(Items listed in a dataset)

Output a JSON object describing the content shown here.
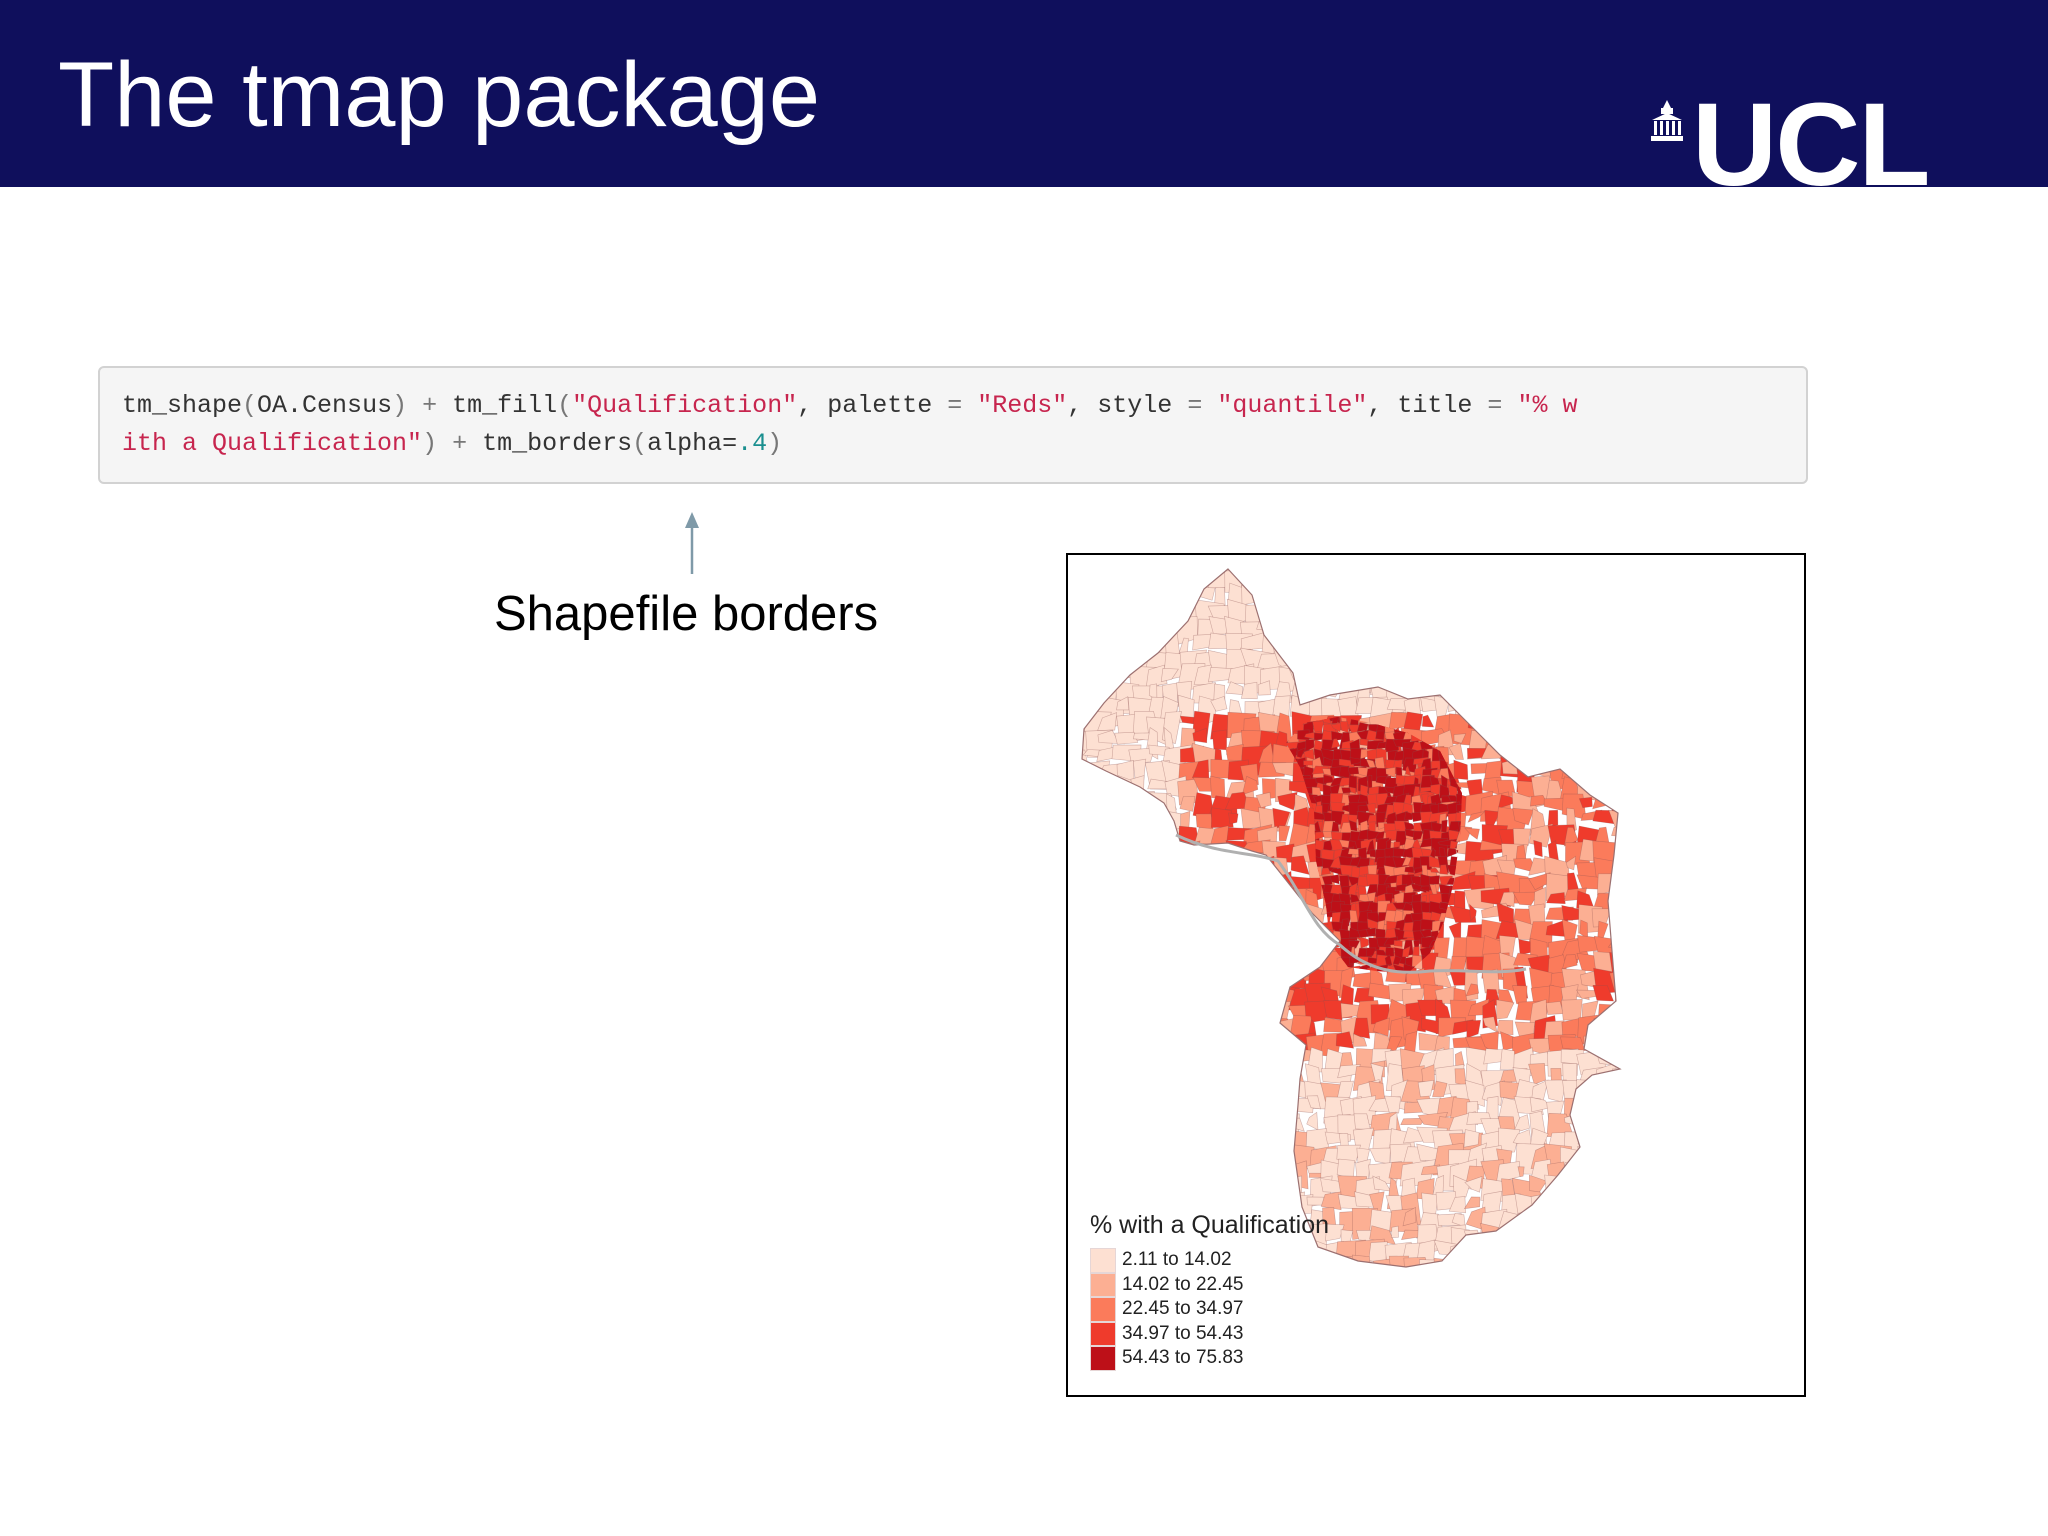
{
  "slide": {
    "title": "The tmap package",
    "logo_text": "UCL",
    "header_color": "#0f0f5c"
  },
  "code": {
    "line1": [
      {
        "text": "tm_shape",
        "style": "plain"
      },
      {
        "text": "(",
        "style": "op"
      },
      {
        "text": "OA.Census",
        "style": "plain"
      },
      {
        "text": ")",
        "style": "op"
      },
      {
        "text": " + ",
        "style": "op"
      },
      {
        "text": "tm_fill",
        "style": "plain"
      },
      {
        "text": "(",
        "style": "op"
      },
      {
        "text": "\"Qualification\"",
        "style": "str"
      },
      {
        "text": ", palette ",
        "style": "plain"
      },
      {
        "text": "=",
        "style": "op"
      },
      {
        "text": " ",
        "style": "plain"
      },
      {
        "text": "\"Reds\"",
        "style": "str"
      },
      {
        "text": ", style ",
        "style": "plain"
      },
      {
        "text": "=",
        "style": "op"
      },
      {
        "text": " ",
        "style": "plain"
      },
      {
        "text": "\"quantile\"",
        "style": "str"
      },
      {
        "text": ", title ",
        "style": "plain"
      },
      {
        "text": "=",
        "style": "op"
      },
      {
        "text": " ",
        "style": "plain"
      },
      {
        "text": "\"% w",
        "style": "str"
      }
    ],
    "line2": [
      {
        "text": "ith a Qualification\"",
        "style": "str"
      },
      {
        "text": ")",
        "style": "op"
      },
      {
        "text": " + ",
        "style": "op"
      },
      {
        "text": "tm_borders",
        "style": "plain"
      },
      {
        "text": "(",
        "style": "op"
      },
      {
        "text": "alpha=",
        "style": "plain"
      },
      {
        "text": ".4",
        "style": "num"
      },
      {
        "text": ")",
        "style": "op"
      }
    ]
  },
  "annotation": {
    "label": "Shapefile borders",
    "arrow_icon": "up-arrow-icon"
  },
  "map": {
    "legend_title": "% with a Qualification",
    "legend": [
      {
        "label": "2.11 to 14.02",
        "color": "#fde0d2"
      },
      {
        "label": "14.02 to 22.45",
        "color": "#fcaf93"
      },
      {
        "label": "22.45 to 34.97",
        "color": "#fb7b5b"
      },
      {
        "label": "34.97 to 54.43",
        "color": "#ef3b2c"
      },
      {
        "label": "54.43 to 75.83",
        "color": "#bd1018"
      }
    ]
  }
}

* Aim of the exercise
The records above are to be reproduced exactly; the pictures are to be left out.

* Exercise result
Output a JSON object describing the content shown here.
{
  "slide": {
    "title": "The tmap package",
    "logo_text": "UCL",
    "header_color": "#0f0f5c"
  },
  "code": {
    "line1": [
      {
        "text": "tm_shape",
        "style": "plain"
      },
      {
        "text": "(",
        "style": "op"
      },
      {
        "text": "OA.Census",
        "style": "plain"
      },
      {
        "text": ")",
        "style": "op"
      },
      {
        "text": " + ",
        "style": "op"
      },
      {
        "text": "tm_fill",
        "style": "plain"
      },
      {
        "text": "(",
        "style": "op"
      },
      {
        "text": "\"Qualification\"",
        "style": "str"
      },
      {
        "text": ", palette ",
        "style": "plain"
      },
      {
        "text": "=",
        "style": "op"
      },
      {
        "text": " ",
        "style": "plain"
      },
      {
        "text": "\"Reds\"",
        "style": "str"
      },
      {
        "text": ", style ",
        "style": "plain"
      },
      {
        "text": "=",
        "style": "op"
      },
      {
        "text": " ",
        "style": "plain"
      },
      {
        "text": "\"quantile\"",
        "style": "str"
      },
      {
        "text": ", title ",
        "style": "plain"
      },
      {
        "text": "=",
        "style": "op"
      },
      {
        "text": " ",
        "style": "plain"
      },
      {
        "text": "\"% w",
        "style": "str"
      }
    ],
    "line2": [
      {
        "text": "ith a Qualification\"",
        "style": "str"
      },
      {
        "text": ")",
        "style": "op"
      },
      {
        "text": " + ",
        "style": "op"
      },
      {
        "text": "tm_borders",
        "style": "plain"
      },
      {
        "text": "(",
        "style": "op"
      },
      {
        "text": "alpha=",
        "style": "plain"
      },
      {
        "text": ".4",
        "style": "num"
      },
      {
        "text": ")",
        "style": "op"
      }
    ]
  },
  "annotation": {
    "label": "Shapefile borders",
    "arrow_icon": "up-arrow-icon"
  },
  "map": {
    "legend_title": "% with a Qualification",
    "legend": [
      {
        "label": "2.11 to 14.02",
        "color": "#fde0d2"
      },
      {
        "label": "14.02 to 22.45",
        "color": "#fcaf93"
      },
      {
        "label": "22.45 to 34.97",
        "color": "#fb7b5b"
      },
      {
        "label": "34.97 to 54.43",
        "color": "#ef3b2c"
      },
      {
        "label": "54.43 to 75.83",
        "color": "#bd1018"
      }
    ]
  }
}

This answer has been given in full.